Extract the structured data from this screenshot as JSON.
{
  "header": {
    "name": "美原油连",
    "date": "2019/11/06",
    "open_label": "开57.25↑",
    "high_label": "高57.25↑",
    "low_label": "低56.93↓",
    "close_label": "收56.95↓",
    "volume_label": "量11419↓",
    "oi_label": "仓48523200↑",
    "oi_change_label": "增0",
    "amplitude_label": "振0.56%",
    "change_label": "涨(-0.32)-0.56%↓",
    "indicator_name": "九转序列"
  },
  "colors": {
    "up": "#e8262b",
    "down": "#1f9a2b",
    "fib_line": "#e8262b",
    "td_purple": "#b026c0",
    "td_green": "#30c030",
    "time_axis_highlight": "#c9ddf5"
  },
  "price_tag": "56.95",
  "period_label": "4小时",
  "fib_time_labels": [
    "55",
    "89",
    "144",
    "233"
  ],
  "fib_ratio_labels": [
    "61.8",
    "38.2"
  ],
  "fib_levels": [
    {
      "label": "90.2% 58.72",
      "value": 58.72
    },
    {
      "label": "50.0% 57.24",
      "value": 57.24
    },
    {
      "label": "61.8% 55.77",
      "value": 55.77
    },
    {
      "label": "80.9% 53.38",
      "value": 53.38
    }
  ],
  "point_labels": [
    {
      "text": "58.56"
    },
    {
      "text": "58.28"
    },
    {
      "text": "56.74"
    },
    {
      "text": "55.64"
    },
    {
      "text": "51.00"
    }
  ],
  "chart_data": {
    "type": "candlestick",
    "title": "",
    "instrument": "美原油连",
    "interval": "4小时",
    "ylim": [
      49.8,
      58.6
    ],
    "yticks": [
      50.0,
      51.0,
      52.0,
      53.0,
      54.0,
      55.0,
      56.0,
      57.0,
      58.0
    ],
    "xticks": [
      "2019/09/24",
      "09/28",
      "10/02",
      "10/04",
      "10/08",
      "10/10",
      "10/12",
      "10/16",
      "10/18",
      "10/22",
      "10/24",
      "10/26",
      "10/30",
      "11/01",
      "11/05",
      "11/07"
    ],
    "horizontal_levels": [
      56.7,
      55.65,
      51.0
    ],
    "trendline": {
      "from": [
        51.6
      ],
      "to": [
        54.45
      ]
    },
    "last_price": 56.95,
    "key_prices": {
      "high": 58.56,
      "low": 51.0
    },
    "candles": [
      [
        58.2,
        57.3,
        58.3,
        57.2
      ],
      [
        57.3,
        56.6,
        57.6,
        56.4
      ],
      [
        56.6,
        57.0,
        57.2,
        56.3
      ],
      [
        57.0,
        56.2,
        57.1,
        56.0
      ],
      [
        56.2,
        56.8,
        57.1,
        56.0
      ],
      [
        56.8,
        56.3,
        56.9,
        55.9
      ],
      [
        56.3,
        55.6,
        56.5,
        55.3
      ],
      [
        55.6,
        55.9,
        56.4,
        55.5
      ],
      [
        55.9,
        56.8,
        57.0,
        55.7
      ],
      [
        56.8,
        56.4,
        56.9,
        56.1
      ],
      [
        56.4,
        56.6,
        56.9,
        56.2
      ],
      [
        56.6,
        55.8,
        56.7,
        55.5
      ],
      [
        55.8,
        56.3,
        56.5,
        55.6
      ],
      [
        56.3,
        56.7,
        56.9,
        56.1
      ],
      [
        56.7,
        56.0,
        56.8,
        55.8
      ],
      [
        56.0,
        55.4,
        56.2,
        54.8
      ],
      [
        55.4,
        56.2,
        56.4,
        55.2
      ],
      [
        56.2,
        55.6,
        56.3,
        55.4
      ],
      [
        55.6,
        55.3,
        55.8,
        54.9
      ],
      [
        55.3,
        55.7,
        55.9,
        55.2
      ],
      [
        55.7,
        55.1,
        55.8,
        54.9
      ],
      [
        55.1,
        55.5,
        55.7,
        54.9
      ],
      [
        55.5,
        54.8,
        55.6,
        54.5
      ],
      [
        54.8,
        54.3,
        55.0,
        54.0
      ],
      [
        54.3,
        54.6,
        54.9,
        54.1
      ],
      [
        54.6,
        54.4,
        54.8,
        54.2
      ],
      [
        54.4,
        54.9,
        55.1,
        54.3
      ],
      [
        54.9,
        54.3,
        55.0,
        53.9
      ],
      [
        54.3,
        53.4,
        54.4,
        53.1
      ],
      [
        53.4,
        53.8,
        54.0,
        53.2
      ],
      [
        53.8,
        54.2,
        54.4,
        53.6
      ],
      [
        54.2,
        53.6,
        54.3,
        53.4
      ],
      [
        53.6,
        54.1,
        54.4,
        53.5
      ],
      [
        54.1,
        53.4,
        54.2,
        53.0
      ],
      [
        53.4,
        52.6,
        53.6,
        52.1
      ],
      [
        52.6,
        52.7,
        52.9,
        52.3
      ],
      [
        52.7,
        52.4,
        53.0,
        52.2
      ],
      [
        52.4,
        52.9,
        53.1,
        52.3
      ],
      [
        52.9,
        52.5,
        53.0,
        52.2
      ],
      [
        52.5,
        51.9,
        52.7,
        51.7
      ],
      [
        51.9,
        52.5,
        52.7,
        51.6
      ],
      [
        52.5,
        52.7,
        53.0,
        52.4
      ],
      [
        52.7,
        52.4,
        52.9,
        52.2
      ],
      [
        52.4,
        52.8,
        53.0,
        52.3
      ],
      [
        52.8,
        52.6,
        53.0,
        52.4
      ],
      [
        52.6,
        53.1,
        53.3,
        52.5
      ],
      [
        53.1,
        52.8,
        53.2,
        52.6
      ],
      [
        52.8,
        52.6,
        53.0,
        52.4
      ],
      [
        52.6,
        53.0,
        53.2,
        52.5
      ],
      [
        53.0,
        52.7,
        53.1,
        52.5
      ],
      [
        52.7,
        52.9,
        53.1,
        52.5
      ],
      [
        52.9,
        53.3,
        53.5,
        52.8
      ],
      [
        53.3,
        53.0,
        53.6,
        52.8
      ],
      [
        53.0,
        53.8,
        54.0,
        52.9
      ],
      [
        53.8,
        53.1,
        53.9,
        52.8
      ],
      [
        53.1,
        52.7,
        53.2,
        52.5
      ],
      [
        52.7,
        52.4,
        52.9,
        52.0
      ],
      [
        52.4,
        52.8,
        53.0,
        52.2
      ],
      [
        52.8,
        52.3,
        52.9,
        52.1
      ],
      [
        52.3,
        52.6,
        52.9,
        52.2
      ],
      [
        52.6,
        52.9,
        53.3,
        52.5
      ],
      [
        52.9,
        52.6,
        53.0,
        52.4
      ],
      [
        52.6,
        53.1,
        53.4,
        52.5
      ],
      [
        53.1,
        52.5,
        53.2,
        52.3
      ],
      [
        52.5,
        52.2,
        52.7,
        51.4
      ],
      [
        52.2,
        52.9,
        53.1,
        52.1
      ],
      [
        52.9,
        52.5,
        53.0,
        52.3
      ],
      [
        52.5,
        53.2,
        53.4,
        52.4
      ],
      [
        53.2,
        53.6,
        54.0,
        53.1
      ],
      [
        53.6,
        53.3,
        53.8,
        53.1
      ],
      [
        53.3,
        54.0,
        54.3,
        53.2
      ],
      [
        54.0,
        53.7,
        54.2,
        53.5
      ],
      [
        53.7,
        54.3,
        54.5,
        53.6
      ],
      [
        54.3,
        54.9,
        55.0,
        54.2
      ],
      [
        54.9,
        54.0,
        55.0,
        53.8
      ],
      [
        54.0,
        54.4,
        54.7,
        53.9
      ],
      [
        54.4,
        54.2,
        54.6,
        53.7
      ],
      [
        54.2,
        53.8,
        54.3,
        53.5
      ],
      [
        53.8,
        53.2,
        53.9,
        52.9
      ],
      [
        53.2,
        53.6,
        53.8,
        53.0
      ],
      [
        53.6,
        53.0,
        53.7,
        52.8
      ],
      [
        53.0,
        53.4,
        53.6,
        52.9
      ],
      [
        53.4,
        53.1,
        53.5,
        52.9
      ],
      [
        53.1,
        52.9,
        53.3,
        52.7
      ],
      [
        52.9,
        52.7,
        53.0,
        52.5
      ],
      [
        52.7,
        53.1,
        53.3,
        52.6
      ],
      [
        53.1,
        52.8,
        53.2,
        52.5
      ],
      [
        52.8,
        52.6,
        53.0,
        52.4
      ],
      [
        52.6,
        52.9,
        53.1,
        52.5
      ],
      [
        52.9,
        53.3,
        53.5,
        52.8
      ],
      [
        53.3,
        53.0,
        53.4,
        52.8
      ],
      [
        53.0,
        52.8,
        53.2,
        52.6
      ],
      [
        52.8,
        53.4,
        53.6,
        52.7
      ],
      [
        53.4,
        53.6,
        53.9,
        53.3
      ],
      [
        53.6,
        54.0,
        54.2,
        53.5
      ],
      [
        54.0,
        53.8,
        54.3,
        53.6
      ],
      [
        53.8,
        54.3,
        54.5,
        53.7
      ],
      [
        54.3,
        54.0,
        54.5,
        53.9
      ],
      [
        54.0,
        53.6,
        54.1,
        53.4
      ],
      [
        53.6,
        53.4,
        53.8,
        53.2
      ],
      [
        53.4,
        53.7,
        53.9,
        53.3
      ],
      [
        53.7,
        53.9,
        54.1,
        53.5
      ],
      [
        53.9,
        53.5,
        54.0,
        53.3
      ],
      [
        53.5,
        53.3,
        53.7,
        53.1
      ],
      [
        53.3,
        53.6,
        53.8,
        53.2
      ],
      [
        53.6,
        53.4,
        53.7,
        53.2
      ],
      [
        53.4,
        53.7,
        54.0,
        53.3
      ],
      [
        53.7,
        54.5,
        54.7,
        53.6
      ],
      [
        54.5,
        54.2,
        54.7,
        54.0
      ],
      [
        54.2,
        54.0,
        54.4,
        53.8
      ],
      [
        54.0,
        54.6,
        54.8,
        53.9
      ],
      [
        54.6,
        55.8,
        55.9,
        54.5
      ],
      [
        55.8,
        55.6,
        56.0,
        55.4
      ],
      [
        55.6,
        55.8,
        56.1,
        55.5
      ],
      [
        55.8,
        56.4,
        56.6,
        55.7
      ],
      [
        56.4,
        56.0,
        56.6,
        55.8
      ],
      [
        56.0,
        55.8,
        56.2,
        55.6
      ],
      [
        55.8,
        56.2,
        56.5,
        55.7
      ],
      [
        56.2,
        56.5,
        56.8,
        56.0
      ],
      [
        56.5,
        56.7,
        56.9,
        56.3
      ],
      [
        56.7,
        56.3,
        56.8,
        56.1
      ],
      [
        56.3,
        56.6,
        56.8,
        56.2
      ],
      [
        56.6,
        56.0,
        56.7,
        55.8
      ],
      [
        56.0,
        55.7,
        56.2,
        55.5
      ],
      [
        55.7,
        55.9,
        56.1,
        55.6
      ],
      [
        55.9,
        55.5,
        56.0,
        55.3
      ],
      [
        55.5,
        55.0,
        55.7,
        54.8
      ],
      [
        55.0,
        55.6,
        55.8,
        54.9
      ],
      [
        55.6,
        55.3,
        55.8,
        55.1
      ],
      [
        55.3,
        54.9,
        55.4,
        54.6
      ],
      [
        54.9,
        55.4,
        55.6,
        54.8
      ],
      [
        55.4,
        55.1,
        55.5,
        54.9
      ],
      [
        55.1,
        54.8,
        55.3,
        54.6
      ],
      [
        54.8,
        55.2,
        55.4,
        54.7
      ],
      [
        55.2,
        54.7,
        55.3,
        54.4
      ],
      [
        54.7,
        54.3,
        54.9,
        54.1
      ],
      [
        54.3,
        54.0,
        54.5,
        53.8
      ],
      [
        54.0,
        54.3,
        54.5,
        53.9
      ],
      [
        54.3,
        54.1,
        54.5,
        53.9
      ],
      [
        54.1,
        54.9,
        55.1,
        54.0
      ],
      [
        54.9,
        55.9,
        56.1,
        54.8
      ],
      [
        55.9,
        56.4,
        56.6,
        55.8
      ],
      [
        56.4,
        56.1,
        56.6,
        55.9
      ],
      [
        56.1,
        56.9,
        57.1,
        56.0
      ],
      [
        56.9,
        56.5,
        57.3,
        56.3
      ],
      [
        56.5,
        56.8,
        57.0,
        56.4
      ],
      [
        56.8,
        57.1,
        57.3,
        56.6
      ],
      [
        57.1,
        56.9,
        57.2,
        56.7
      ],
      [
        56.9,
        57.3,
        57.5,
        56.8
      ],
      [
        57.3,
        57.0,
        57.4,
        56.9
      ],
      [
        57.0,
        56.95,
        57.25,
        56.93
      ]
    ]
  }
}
——
The request | Among the lines of the material, find those that hold the word "text" and copy them.

Output for this task |
      "text": "58.56"
      "text": "58.28"
      "text": "56.74"
      "text": "55.64"
      "text": "51.00"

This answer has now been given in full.